**Saved data**
begin

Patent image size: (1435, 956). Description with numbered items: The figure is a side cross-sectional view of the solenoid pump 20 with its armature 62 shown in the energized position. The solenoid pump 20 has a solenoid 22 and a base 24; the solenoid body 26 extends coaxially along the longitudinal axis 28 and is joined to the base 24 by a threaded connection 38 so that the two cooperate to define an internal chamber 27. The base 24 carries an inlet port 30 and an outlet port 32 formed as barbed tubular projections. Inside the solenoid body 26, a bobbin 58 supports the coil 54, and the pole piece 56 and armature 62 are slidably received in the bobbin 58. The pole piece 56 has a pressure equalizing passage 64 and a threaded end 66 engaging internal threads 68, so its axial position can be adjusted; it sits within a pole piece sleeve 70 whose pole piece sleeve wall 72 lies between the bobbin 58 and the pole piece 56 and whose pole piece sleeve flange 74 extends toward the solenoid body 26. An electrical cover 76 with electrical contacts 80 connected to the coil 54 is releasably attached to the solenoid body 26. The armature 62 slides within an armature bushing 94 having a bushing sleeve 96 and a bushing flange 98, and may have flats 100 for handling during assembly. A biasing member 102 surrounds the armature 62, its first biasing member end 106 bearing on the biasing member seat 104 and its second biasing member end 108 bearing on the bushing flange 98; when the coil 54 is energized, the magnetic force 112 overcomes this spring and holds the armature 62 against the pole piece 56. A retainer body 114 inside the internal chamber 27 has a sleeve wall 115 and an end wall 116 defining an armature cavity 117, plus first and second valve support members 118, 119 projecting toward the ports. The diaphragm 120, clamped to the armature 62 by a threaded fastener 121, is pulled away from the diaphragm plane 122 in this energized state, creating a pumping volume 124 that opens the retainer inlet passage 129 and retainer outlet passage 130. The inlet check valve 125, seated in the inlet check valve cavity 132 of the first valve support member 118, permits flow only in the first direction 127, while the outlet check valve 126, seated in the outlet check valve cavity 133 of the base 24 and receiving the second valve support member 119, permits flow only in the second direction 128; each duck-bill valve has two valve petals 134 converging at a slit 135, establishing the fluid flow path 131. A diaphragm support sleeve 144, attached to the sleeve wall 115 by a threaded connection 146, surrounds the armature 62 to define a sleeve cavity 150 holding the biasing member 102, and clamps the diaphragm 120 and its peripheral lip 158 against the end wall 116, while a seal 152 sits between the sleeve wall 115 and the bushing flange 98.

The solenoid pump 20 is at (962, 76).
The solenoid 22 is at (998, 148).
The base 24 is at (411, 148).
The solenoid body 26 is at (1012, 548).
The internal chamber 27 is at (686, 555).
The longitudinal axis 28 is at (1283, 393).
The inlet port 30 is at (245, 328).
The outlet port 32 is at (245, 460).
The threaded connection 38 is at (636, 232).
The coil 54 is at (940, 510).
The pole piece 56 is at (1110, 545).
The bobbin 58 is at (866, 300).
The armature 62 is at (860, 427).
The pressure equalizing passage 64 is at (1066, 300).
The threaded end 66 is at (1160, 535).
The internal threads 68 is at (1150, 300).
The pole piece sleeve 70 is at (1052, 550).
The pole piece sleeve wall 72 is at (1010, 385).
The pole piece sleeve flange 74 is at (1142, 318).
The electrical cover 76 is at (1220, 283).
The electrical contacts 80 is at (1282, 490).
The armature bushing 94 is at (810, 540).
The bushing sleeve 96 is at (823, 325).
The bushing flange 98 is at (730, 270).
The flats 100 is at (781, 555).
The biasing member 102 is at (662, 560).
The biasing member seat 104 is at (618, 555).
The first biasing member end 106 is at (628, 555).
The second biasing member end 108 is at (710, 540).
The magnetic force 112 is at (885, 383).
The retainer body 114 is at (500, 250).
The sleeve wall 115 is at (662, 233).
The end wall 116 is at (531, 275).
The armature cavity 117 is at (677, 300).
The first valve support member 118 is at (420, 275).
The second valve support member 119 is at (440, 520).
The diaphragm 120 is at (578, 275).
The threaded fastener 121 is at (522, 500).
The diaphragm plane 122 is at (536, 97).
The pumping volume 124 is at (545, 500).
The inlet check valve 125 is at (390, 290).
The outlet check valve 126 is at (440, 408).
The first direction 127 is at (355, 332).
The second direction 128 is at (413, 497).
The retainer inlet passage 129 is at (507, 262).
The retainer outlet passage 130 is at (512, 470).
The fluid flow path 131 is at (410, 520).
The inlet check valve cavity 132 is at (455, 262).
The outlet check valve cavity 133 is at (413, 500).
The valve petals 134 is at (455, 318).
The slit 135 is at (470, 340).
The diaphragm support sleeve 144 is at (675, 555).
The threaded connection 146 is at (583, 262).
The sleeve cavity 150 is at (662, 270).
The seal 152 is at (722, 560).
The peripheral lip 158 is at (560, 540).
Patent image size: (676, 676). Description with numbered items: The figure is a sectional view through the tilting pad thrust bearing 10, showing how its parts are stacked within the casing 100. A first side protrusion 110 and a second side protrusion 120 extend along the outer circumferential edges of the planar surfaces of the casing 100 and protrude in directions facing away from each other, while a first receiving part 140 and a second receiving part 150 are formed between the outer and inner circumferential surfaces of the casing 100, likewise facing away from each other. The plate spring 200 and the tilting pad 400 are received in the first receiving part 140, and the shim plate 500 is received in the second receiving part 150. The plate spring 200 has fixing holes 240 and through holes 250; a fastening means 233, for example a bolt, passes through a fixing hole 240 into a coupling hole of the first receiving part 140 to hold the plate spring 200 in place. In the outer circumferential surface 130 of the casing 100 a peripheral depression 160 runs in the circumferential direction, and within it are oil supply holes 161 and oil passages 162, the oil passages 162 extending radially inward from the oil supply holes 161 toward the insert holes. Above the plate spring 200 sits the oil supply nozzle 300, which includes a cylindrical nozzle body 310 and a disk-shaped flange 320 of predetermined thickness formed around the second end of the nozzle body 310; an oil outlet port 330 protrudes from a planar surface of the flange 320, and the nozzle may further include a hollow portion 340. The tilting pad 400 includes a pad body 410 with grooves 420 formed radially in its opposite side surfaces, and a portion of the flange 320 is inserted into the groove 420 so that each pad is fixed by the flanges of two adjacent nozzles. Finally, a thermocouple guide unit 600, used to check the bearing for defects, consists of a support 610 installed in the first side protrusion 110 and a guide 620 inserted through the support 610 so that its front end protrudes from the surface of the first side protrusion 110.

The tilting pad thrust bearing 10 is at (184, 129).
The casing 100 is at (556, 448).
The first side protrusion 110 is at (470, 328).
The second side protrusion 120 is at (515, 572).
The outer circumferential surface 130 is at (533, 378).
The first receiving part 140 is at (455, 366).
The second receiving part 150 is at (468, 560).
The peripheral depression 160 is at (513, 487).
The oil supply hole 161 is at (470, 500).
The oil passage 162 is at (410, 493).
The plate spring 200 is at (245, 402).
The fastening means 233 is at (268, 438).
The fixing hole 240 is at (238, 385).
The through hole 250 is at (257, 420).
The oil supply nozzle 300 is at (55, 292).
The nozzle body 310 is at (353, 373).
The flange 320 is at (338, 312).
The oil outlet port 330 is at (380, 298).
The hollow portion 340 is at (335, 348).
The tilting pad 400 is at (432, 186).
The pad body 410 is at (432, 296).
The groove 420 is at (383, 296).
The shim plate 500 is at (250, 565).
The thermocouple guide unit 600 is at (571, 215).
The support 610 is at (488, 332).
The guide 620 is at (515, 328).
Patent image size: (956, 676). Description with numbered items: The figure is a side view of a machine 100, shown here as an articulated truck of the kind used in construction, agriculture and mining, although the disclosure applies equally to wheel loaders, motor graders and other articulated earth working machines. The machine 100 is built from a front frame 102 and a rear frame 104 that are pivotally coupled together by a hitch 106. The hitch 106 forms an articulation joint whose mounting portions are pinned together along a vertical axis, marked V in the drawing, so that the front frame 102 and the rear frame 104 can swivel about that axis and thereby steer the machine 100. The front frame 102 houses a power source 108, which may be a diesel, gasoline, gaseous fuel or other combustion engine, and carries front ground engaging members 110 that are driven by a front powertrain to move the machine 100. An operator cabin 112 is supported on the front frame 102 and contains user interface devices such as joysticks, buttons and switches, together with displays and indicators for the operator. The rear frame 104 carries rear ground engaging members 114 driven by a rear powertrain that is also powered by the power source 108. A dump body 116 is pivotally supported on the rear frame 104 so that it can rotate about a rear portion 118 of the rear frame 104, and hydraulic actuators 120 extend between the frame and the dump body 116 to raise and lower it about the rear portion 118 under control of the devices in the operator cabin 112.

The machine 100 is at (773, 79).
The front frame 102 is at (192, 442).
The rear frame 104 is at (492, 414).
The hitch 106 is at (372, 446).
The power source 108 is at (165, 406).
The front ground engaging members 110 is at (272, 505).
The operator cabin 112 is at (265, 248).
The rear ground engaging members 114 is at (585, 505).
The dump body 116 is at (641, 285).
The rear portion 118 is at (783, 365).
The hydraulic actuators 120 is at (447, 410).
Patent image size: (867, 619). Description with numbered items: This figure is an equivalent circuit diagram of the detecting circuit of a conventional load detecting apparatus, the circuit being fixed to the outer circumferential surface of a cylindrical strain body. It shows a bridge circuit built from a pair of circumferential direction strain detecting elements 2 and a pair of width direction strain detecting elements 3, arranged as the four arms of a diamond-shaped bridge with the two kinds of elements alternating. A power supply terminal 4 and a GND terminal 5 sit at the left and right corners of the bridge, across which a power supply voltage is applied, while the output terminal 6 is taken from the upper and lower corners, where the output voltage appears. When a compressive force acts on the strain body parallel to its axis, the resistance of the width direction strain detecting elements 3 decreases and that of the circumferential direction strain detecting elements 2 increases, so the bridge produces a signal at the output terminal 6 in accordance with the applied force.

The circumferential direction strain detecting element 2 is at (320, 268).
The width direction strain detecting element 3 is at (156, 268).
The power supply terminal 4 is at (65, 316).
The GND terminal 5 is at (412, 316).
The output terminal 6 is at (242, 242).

end

**Problem to solve**
Return every line in the material above that contains the string "cabin", matching case exactly.

**Right answer**
Patent image size: (956, 676). Description with numbered items: The figure is a side view of a machine 100, shown here as an articulated truck of the kind used in construction, agriculture and mining, although the disclosure applies equally to wheel loaders, motor graders and other articulated earth working machines. The machine 100 is built from a front frame 102 and a rear frame 104 that are pivotally coupled together by a hitch 106. The hitch 106 forms an articulation joint whose mounting portions are pinned together along a vertical axis, marked V in the drawing, so that the front frame 102 and the rear frame 104 can swivel about that axis and thereby steer the machine 100. The front frame 102 houses a power source 108, which may be a diesel, gasoline, gaseous fuel or other combustion engine, and carries front ground engaging members 110 that are driven by a front powertrain to move the machine 100. An operator cabin 112 is supported on the front frame 102 and contains user interface devices such as joysticks, buttons and switches, together with displays and indicators for the operator. The rear frame 104 carries rear ground engaging members 114 driven by a rear powertrain that is also powered by the power source 108. A dump body 116 is pivotally supported on the rear frame 104 so that it can rotate about a rear portion 118 of the rear frame 104, and hydraulic actuators 120 extend between the frame and the dump body 116 to raise and lower it about the rear portion 118 under control of the devices in the operator cabin 112.
The operator cabin 112 is at (265, 248).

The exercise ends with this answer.